Consignes:
1 - Dites si chacune de ces affirmations est conforme à l'article sur Teddy Riner, par oui ou non, en citant exactement les mots de l'article qui tranchent. (a) Teddy Riner a perdu deux combats en quatre ans. (b) Il est devenu champion olympique de judo dans la catégorie +100 kg. (c) Le salaire moyen d'un champion de judo est de 3000 euros par mois.
2 - Relevez tous les nombres écrits en chiffres dans le corps de l'article sur Teddy Riner, sans compter la date placée en tête.
3 - Poursuivez l'article sur Teddy Riner à la suite de sa dernière phrase.

+++ Page

4 aoû 2012

Teddy Riner un exemple des contradictions dans le sport

Submitted by Anonyme (non vérifié)

Ce Jeudi 3 Aout, Teddy Riner est devenu champion olympique de judo dans la catégorie +100 kg. Teddy Riner est un exemple intéressant des contradictions parcourant le sport sous le capitalisme.

A 23 ans seulement, Teddy Riner est déjà le judoka le plus titré de l'histoire de ce sport et n'a perdu qu'un seul combat en 4 ans. Mais Teddy Riner est aussi un phénomène médiatique. Il a signé des contrats de publicité avec plusieurs entreprises et gagnerait plus d'un million d'euro par an, alors que le salaire moyen d'un champion de judo est de 3000 euros par mois. Il est donc un vrai phénomène qu'il est intéressant d'étudier.

Comme tous les rapports sociaux, le sport est soumis aux contradictions parcourant le système capitaliste. Et l'exemple de Teddy Riner les montre bien.

++++++
+++ Lignes enregistrées

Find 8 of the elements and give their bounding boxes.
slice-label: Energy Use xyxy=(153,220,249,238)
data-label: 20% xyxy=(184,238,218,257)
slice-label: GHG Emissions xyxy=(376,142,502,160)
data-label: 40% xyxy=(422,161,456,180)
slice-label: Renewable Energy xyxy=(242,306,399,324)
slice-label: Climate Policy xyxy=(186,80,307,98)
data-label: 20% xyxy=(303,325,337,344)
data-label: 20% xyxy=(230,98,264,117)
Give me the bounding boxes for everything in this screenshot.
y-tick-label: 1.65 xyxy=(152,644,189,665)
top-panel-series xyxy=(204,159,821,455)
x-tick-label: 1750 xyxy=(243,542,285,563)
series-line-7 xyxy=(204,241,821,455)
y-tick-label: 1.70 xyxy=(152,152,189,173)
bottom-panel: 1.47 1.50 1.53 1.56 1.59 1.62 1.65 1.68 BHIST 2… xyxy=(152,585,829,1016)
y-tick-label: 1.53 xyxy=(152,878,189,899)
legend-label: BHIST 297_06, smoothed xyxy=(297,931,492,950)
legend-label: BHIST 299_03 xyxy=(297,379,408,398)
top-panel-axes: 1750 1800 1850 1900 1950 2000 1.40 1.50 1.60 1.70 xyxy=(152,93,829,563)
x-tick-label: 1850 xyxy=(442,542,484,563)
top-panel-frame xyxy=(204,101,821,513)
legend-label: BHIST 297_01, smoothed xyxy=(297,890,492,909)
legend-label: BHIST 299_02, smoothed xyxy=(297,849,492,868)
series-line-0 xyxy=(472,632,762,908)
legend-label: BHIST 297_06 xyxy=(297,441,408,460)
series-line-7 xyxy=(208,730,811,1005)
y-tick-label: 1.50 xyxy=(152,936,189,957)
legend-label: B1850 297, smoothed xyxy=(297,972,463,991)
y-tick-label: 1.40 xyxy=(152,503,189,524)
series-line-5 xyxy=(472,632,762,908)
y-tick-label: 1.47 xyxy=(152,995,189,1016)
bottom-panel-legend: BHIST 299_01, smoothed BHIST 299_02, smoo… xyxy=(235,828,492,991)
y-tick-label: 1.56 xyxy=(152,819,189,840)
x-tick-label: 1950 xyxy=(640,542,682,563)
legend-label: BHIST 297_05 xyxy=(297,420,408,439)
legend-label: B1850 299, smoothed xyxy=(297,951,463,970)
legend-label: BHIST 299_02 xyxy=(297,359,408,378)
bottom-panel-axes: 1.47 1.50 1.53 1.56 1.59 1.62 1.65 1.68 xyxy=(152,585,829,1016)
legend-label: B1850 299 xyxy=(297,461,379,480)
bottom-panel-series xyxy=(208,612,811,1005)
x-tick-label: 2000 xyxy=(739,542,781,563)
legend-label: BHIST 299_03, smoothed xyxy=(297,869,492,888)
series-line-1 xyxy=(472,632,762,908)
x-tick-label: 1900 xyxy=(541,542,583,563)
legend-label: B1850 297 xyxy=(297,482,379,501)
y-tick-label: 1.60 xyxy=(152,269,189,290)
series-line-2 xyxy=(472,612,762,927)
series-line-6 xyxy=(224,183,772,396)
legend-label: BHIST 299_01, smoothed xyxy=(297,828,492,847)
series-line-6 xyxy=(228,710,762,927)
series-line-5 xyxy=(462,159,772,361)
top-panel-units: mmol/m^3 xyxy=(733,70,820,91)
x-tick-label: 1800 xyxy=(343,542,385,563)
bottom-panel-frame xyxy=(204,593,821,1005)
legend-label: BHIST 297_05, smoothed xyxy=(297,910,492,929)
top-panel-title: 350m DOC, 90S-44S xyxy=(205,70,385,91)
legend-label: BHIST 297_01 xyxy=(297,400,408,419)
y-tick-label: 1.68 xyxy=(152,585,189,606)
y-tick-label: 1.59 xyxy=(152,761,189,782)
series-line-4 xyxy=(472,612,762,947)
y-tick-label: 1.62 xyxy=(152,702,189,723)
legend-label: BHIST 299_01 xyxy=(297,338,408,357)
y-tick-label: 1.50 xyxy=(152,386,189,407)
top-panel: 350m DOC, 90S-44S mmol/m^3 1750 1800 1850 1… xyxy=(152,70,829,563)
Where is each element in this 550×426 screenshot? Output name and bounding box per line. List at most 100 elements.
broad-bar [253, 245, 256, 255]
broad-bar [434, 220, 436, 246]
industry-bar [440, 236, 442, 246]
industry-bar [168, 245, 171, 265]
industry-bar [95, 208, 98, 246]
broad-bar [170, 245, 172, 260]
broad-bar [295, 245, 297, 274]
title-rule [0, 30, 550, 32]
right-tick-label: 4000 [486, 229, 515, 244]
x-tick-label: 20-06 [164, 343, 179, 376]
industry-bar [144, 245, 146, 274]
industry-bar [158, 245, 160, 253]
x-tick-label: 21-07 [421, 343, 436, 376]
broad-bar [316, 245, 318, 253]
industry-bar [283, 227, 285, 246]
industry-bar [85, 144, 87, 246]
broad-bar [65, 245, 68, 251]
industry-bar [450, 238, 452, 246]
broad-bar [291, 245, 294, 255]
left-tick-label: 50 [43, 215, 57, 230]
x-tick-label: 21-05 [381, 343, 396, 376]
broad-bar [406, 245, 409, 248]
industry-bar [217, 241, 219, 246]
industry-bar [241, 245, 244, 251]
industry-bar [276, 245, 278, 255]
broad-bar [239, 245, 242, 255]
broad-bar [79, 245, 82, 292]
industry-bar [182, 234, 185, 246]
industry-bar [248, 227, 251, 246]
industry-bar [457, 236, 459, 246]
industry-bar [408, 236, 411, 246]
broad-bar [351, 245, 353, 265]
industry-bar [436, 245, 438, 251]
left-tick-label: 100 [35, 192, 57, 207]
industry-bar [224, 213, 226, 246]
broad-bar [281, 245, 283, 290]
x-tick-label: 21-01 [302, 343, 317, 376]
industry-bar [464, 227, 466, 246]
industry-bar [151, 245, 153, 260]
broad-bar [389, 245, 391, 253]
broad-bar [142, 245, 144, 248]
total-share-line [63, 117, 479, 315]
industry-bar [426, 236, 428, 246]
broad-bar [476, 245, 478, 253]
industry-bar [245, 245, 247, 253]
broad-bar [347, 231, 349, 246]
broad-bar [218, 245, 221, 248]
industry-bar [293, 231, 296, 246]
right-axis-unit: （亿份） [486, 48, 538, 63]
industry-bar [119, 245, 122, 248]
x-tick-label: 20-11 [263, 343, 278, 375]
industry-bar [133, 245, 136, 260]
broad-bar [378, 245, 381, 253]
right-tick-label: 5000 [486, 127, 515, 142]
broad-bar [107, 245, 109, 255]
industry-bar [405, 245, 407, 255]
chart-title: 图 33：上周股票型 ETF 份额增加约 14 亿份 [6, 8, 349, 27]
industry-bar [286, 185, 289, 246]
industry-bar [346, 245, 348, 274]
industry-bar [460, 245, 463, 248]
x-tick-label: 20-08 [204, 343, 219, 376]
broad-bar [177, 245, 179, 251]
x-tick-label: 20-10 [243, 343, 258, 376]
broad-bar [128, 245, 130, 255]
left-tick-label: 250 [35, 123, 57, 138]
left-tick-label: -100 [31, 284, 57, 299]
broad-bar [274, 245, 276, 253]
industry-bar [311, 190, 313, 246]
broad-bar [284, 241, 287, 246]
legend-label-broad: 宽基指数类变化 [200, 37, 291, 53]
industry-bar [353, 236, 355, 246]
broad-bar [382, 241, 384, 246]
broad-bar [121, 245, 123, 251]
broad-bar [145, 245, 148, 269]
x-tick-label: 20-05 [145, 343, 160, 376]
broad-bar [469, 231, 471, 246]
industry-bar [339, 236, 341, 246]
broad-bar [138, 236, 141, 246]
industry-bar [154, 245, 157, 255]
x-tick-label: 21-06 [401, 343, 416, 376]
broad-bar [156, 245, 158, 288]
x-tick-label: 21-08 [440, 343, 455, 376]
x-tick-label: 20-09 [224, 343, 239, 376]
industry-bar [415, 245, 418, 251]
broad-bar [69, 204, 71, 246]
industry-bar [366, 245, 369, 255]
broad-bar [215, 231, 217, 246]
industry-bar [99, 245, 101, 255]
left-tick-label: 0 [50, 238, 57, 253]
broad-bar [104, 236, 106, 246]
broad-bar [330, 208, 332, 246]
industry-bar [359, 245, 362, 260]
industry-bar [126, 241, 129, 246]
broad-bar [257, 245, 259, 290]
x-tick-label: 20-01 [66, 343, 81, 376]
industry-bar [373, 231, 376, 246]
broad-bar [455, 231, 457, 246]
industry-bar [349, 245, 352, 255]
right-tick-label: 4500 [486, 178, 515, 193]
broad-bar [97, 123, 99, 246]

++++++

Réponses par consigne:
1 -
(a) Non : « n'a perdu qu'un seul combat en 4 ans ».
(b) Oui : « Teddy Riner est devenu champion olympique de judo dans la catégorie +100 kg ».
(c) Oui : « le salaire moyen d'un champion de judo est de 3000 euros par mois ».

2 -
- 3 (Jeudi 3 Aout)
- 100 (catégorie +100 kg)
- 23 (A 23 ans)
- 4 (en 4 ans)
- 3000 (3000 euros par mois)

3 -
Le judo est un sport contradictoire en lui-même. En effet, au départ le judo a été élaboré à la fin du 19ème siècle par Jigoro Kano comme une méthode mettant en avant la souplesse et la technique afin de permettre aux personnes petites plutôt faible de l'emporter sur des personnes plus fortes ou grandes qu'elles. Il puise pour cela dans les anciennes techniques de combat à mains nues des samouraïs et n'en garde que les techniques de projections et de soumission.

Le judo devient très vite populaire et s'étend rapidement au-delà du Japon. Il est finalement intégré à l'appareil d'Etat de l'impérialisme japonais en pleine expansion à l'époque. Puis enfin, il se transforme en sport avec des catégories de poids et devient un sport olympique en 1964. C'est un des sports les plus pratiqués au monde et la fédération de judo est la troisième fédération sportive française en terme de licenciés.

Le judo a donc un aspect progressiste et moderne – la recherche de techniques souples et efficace en terme de biomécanique – mais est dominé par des valeurs réactionnaire du fait de son lien originel très fort avec l'impérialisme japonais – individualisme forcené, ultra-hiérarchisation, etc. C'est aussi donc un sport extrêmement rigide, pleins de formalismes et de protocoles.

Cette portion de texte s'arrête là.